Look for "watermark" in each line of the entries, and return the matching lines.

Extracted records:
□ □ □
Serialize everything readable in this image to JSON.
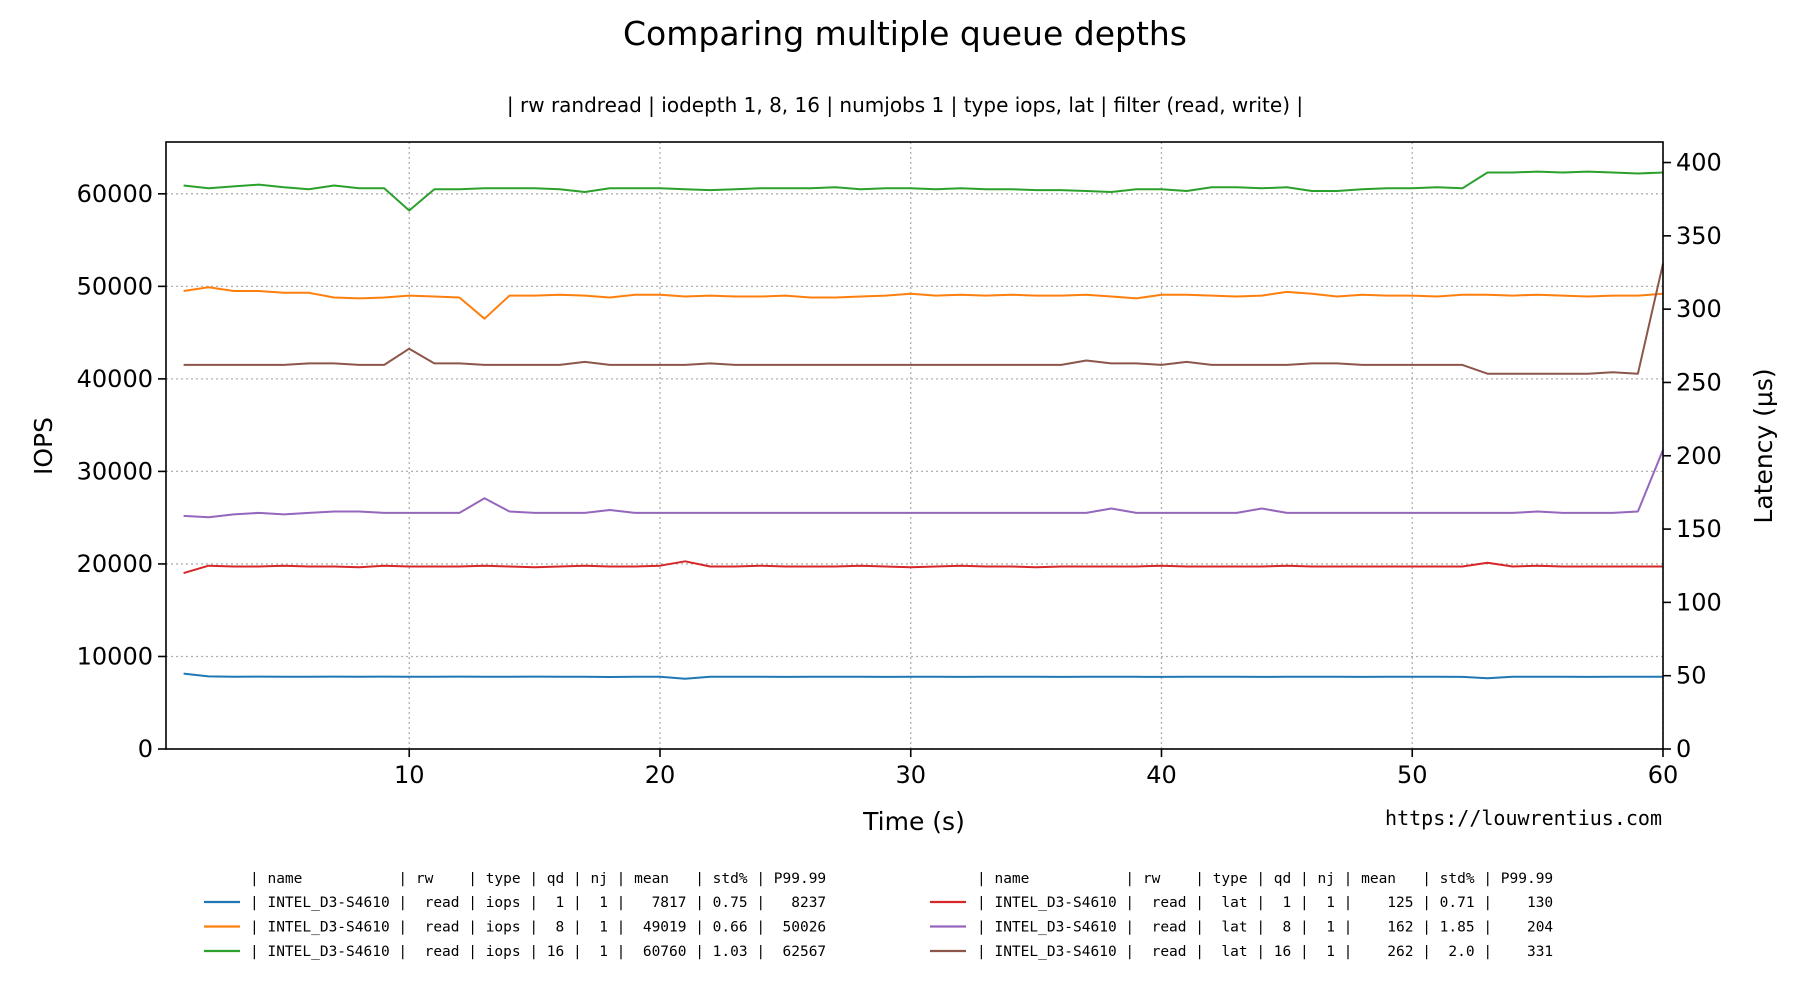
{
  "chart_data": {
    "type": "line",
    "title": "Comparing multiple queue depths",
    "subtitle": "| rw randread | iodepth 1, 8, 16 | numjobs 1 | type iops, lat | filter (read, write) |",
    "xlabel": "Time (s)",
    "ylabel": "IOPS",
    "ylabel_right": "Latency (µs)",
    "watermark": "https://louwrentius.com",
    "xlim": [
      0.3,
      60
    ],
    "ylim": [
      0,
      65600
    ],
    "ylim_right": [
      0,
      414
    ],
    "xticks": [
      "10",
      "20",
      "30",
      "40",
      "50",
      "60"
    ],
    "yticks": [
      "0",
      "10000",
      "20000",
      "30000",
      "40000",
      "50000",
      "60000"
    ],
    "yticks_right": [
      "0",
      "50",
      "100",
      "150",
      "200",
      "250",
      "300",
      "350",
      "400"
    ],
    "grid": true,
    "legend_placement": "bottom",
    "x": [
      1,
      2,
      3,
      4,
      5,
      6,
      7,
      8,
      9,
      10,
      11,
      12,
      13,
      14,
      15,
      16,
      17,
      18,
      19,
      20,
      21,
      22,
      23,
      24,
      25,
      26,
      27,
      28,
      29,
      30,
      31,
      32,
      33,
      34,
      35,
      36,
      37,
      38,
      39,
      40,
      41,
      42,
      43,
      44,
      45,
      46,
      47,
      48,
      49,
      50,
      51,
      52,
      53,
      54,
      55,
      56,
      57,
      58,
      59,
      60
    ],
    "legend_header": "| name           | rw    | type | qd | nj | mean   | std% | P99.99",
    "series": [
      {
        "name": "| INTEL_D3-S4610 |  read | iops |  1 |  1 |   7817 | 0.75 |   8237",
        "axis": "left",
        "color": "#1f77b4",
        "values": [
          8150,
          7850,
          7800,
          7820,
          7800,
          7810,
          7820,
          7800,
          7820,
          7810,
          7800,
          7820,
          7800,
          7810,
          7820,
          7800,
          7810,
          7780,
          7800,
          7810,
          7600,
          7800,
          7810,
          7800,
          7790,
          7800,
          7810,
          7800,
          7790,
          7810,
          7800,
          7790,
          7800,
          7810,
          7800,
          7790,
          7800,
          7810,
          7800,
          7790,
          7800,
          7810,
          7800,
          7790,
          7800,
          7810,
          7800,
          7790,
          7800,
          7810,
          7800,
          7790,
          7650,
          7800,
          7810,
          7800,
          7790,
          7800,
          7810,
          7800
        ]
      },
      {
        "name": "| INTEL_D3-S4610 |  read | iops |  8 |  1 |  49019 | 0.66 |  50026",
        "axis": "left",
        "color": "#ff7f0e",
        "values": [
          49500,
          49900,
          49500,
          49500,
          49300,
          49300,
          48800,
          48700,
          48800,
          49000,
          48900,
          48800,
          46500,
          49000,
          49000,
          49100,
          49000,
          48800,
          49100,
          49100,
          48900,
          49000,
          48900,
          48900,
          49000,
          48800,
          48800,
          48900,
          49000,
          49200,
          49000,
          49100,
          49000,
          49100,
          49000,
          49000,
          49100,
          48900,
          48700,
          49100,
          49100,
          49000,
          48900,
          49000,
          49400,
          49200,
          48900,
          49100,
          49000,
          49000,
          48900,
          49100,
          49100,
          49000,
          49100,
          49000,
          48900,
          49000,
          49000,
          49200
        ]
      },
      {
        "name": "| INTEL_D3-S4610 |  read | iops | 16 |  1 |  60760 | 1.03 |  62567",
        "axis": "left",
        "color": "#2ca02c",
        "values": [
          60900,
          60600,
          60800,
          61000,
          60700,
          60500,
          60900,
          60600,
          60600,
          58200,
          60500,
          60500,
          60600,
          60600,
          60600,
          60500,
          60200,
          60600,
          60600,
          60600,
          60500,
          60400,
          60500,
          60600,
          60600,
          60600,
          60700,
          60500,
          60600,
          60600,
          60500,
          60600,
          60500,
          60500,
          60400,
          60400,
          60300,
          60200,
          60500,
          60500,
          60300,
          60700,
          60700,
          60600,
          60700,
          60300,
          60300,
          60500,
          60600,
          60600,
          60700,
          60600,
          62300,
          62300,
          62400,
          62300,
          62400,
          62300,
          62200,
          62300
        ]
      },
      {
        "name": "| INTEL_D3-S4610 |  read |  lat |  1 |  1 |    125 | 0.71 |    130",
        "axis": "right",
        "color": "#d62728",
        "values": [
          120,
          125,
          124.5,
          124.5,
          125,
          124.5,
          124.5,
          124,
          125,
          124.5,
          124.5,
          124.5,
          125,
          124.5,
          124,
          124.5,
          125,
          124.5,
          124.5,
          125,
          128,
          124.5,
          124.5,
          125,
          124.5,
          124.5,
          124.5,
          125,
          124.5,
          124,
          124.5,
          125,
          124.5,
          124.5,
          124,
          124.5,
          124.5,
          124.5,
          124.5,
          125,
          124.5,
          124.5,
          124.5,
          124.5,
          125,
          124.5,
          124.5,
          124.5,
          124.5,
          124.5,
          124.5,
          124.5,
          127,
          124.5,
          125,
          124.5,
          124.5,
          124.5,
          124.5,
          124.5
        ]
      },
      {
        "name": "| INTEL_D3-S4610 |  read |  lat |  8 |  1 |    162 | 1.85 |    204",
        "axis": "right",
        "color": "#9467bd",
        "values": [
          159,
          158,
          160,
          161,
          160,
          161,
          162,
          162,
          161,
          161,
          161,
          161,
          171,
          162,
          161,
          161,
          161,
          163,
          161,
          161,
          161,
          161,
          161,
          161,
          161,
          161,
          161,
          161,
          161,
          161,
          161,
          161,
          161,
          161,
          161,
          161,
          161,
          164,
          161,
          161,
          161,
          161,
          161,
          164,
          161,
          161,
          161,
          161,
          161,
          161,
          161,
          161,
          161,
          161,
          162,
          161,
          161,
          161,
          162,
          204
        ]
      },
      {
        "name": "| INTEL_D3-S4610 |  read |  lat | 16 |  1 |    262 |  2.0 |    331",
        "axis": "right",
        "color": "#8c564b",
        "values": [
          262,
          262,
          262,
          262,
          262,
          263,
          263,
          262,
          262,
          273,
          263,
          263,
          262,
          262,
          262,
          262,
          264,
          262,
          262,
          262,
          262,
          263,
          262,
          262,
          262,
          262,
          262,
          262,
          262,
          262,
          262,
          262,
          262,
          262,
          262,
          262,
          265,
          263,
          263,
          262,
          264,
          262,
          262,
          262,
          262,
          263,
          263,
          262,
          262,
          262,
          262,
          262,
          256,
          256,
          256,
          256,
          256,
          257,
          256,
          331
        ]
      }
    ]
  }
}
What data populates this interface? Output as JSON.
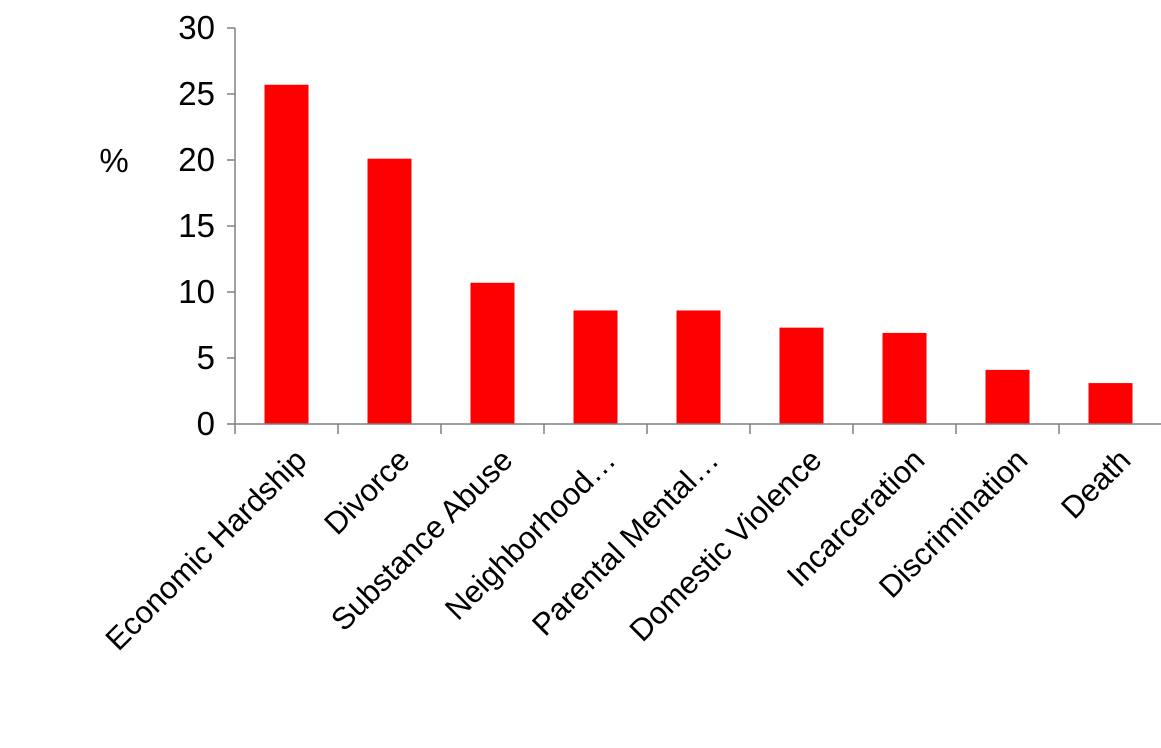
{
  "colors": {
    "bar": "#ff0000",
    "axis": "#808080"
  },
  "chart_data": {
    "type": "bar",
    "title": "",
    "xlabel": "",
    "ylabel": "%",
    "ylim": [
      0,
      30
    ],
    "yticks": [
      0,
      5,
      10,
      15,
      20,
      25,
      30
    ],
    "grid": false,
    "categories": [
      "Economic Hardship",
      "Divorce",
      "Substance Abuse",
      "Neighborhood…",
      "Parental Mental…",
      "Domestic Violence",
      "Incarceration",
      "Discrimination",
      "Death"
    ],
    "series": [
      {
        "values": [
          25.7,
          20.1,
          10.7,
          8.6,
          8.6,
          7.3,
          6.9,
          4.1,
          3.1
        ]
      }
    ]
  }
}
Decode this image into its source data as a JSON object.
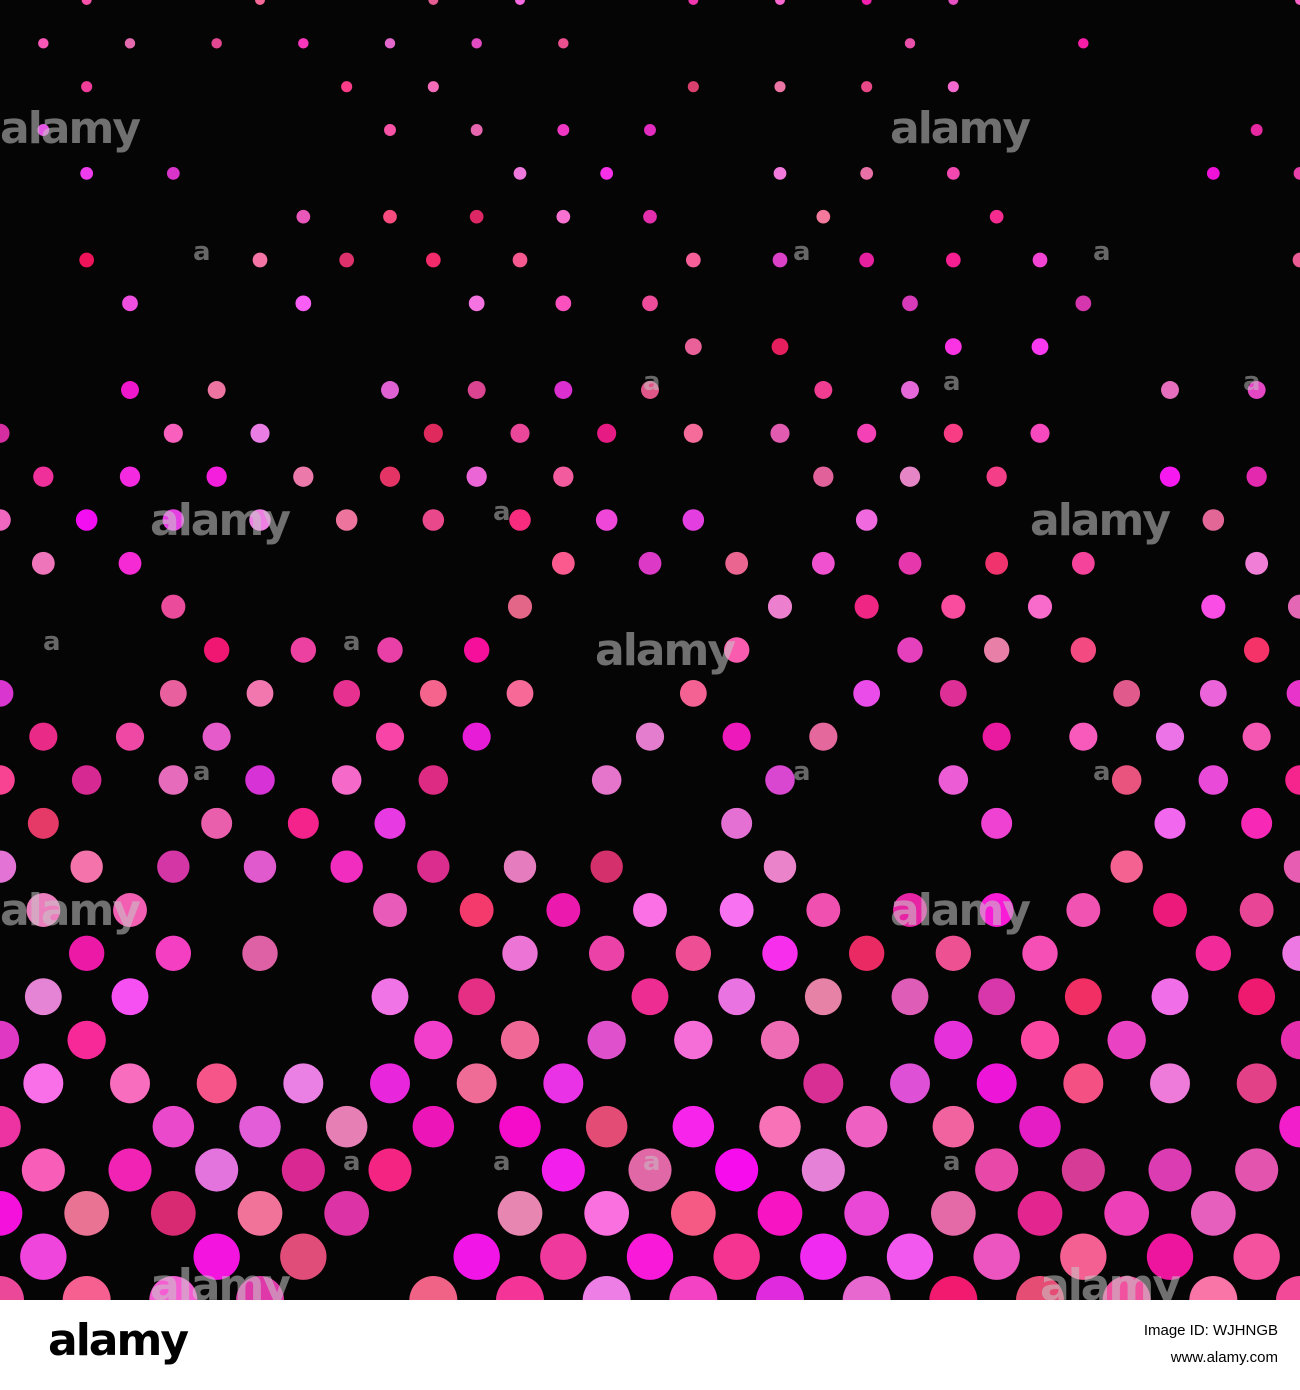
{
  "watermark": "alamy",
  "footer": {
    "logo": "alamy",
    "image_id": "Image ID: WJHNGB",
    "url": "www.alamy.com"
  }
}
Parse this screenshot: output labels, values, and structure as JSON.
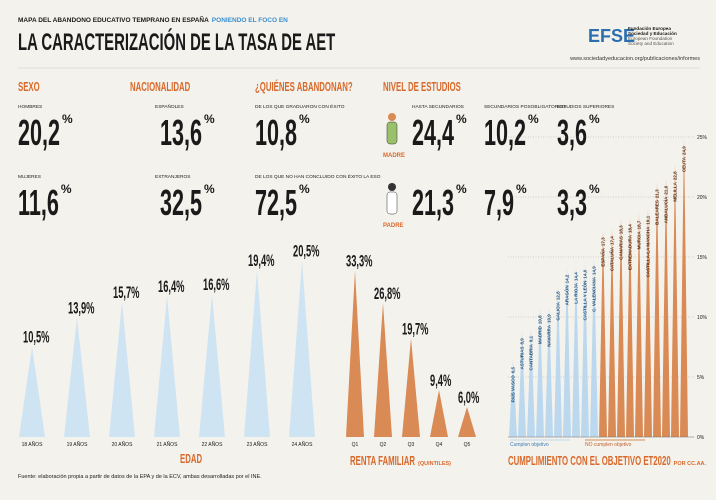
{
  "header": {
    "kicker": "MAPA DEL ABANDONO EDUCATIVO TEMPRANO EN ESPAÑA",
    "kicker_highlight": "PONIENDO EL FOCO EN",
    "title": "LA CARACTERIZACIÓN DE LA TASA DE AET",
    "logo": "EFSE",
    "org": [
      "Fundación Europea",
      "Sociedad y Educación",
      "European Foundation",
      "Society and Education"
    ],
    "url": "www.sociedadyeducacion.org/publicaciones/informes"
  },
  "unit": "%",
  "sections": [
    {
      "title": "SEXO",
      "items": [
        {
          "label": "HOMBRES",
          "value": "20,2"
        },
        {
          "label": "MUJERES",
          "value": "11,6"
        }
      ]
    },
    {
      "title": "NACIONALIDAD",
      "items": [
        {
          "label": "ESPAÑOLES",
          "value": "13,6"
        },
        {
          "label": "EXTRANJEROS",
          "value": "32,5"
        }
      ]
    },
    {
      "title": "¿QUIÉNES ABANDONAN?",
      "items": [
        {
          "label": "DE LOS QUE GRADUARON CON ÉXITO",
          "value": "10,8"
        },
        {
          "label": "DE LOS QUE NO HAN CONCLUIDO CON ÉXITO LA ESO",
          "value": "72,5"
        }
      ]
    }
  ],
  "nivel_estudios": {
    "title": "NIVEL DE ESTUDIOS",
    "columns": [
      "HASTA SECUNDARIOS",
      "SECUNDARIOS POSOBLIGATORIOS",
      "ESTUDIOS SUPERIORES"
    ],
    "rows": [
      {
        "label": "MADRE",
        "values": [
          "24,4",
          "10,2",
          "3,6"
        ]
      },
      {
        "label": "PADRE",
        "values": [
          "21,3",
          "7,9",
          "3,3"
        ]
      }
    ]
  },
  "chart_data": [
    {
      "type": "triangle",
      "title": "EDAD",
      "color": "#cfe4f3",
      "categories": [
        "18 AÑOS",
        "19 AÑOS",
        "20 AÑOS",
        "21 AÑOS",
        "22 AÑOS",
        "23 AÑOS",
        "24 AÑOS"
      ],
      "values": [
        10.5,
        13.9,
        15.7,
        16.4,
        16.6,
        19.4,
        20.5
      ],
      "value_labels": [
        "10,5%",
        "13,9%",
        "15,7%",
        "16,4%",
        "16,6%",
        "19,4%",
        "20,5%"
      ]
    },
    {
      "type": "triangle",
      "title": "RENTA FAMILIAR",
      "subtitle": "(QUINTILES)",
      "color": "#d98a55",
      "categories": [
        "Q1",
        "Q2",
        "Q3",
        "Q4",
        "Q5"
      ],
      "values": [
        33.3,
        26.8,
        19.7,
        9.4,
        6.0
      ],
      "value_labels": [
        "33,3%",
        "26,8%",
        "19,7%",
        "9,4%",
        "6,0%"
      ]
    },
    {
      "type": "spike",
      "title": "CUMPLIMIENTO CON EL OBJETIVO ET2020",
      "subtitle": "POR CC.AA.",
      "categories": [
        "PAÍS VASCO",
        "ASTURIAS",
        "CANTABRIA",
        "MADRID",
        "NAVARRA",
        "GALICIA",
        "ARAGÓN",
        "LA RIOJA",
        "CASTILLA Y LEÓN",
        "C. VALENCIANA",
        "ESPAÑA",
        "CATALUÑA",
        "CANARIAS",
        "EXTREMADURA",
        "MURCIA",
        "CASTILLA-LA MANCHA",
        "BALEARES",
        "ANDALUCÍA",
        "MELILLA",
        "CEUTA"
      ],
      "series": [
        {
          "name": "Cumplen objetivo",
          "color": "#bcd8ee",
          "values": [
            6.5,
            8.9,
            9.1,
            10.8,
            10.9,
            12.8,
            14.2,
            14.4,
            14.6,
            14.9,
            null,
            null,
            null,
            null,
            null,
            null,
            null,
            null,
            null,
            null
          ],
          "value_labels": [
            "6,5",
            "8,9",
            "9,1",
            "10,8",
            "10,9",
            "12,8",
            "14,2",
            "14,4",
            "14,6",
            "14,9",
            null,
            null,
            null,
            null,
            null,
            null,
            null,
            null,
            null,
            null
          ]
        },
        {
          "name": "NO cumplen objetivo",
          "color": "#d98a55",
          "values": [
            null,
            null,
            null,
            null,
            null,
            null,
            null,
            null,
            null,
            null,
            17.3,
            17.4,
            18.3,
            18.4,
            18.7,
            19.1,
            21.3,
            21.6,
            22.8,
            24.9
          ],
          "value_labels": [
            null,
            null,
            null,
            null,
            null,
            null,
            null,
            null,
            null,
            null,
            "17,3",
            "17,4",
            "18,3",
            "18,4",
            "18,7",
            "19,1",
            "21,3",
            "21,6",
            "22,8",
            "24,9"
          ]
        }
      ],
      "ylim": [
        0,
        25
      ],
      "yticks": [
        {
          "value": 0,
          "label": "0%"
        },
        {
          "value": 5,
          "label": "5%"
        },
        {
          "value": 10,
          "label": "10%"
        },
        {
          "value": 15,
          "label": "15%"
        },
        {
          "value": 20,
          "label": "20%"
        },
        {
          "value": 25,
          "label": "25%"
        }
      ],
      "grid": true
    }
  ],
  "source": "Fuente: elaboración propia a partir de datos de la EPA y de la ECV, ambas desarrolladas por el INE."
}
□ □ □
> Solution
    "watermark": "https://louwrentius.com",
  "watermark": "alamy",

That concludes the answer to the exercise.